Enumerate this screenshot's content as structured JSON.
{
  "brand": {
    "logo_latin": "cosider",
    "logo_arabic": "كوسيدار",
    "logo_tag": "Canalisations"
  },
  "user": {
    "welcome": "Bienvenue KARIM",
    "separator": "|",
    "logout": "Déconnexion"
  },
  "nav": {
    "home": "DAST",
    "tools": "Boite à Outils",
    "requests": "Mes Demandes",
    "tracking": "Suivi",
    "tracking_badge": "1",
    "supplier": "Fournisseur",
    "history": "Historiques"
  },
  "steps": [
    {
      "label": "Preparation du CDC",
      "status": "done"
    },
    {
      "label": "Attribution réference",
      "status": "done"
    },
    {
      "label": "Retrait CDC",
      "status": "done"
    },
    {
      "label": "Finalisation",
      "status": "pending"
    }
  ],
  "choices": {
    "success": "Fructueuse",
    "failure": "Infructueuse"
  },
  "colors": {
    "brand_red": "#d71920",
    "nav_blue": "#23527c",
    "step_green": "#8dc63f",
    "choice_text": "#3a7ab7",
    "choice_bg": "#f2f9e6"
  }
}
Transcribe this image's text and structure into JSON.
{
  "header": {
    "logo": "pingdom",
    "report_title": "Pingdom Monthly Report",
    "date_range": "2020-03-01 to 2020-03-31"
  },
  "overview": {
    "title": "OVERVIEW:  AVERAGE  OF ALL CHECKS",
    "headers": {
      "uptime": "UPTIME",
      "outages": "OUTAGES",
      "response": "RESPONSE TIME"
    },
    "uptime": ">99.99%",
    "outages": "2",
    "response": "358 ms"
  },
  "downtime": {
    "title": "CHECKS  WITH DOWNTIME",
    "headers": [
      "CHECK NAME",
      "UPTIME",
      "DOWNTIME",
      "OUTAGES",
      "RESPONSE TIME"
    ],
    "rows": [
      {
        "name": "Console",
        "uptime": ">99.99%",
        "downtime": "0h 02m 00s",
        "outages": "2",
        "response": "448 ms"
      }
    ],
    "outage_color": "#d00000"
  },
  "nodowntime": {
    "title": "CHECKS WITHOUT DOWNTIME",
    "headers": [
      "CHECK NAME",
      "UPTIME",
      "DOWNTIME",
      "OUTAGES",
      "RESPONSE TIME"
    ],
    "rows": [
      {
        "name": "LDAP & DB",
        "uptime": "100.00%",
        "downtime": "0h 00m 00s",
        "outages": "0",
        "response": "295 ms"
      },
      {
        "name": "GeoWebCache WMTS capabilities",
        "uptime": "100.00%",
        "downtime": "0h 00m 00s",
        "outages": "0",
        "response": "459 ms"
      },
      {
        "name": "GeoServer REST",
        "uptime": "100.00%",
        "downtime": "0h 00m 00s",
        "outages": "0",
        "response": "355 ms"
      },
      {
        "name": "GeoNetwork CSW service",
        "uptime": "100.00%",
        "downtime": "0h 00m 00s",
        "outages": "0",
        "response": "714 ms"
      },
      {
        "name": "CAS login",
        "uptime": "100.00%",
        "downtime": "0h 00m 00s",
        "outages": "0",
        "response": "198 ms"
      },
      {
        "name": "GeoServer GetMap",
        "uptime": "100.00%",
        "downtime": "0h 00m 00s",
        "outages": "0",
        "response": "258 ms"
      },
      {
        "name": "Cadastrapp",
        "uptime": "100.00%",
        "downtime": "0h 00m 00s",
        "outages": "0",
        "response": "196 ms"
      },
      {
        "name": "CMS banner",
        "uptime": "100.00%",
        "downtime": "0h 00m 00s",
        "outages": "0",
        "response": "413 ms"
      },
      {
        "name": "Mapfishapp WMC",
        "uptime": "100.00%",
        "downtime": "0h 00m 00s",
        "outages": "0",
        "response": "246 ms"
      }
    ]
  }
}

WORK INSTRUCTIONS. Return every record, word for word.

RESULT.
Enumerate this screenshot's content as structured JSON.
{
  "brand": {
    "logo_latin": "cosider",
    "logo_arabic": "كوسيدار",
    "logo_tag": "Canalisations"
  },
  "user": {
    "welcome": "Bienvenue KARIM",
    "separator": "|",
    "logout": "Déconnexion"
  },
  "nav": {
    "home": "DAST",
    "tools": "Boite à Outils",
    "requests": "Mes Demandes",
    "tracking": "Suivi",
    "tracking_badge": "1",
    "supplier": "Fournisseur",
    "history": "Historiques"
  },
  "steps": [
    {
      "label": "Preparation du CDC",
      "status": "done"
    },
    {
      "label": "Attribution réference",
      "status": "done"
    },
    {
      "label": "Retrait CDC",
      "status": "done"
    },
    {
      "label": "Finalisation",
      "status": "pending"
    }
  ],
  "choices": {
    "success": "Fructueuse",
    "failure": "Infructueuse"
  },
  "colors": {
    "brand_red": "#d71920",
    "nav_blue": "#23527c",
    "step_green": "#8dc63f",
    "choice_text": "#3a7ab7",
    "choice_bg": "#f2f9e6"
  }
}
Transcribe this image's text and structure into JSON.
{
  "header": {
    "logo": "pingdom",
    "report_title": "Pingdom Monthly Report",
    "date_range": "2020-03-01 to 2020-03-31"
  },
  "overview": {
    "title": "OVERVIEW:  AVERAGE  OF ALL CHECKS",
    "headers": {
      "uptime": "UPTIME",
      "outages": "OUTAGES",
      "response": "RESPONSE TIME"
    },
    "uptime": ">99.99%",
    "outages": "2",
    "response": "358 ms"
  },
  "downtime": {
    "title": "CHECKS  WITH DOWNTIME",
    "headers": [
      "CHECK NAME",
      "UPTIME",
      "DOWNTIME",
      "OUTAGES",
      "RESPONSE TIME"
    ],
    "rows": [
      {
        "name": "Console",
        "uptime": ">99.99%",
        "downtime": "0h 02m 00s",
        "outages": "2",
        "response": "448 ms"
      }
    ],
    "outage_color": "#d00000"
  },
  "nodowntime": {
    "title": "CHECKS WITHOUT DOWNTIME",
    "headers": [
      "CHECK NAME",
      "UPTIME",
      "DOWNTIME",
      "OUTAGES",
      "RESPONSE TIME"
    ],
    "rows": [
      {
        "name": "LDAP & DB",
        "uptime": "100.00%",
        "downtime": "0h 00m 00s",
        "outages": "0",
        "response": "295 ms"
      },
      {
        "name": "GeoWebCache WMTS capabilities",
        "uptime": "100.00%",
        "downtime": "0h 00m 00s",
        "outages": "0",
        "response": "459 ms"
      },
      {
        "name": "GeoServer REST",
        "uptime": "100.00%",
        "downtime": "0h 00m 00s",
        "outages": "0",
        "response": "355 ms"
      },
      {
        "name": "GeoNetwork CSW service",
        "uptime": "100.00%",
        "downtime": "0h 00m 00s",
        "outages": "0",
        "response": "714 ms"
      },
      {
        "name": "CAS login",
        "uptime": "100.00%",
        "downtime": "0h 00m 00s",
        "outages": "0",
        "response": "198 ms"
      },
      {
        "name": "GeoServer GetMap",
        "uptime": "100.00%",
        "downtime": "0h 00m 00s",
        "outages": "0",
        "response": "258 ms"
      },
      {
        "name": "Cadastrapp",
        "uptime": "100.00%",
        "downtime": "0h 00m 00s",
        "outages": "0",
        "response": "196 ms"
      },
      {
        "name": "CMS banner",
        "uptime": "100.00%",
        "downtime": "0h 00m 00s",
        "outages": "0",
        "response": "413 ms"
      },
      {
        "name": "Mapfishapp WMC",
        "uptime": "100.00%",
        "downtime": "0h 00m 00s",
        "outages": "0",
        "response": "246 ms"
      }
    ]
  }
}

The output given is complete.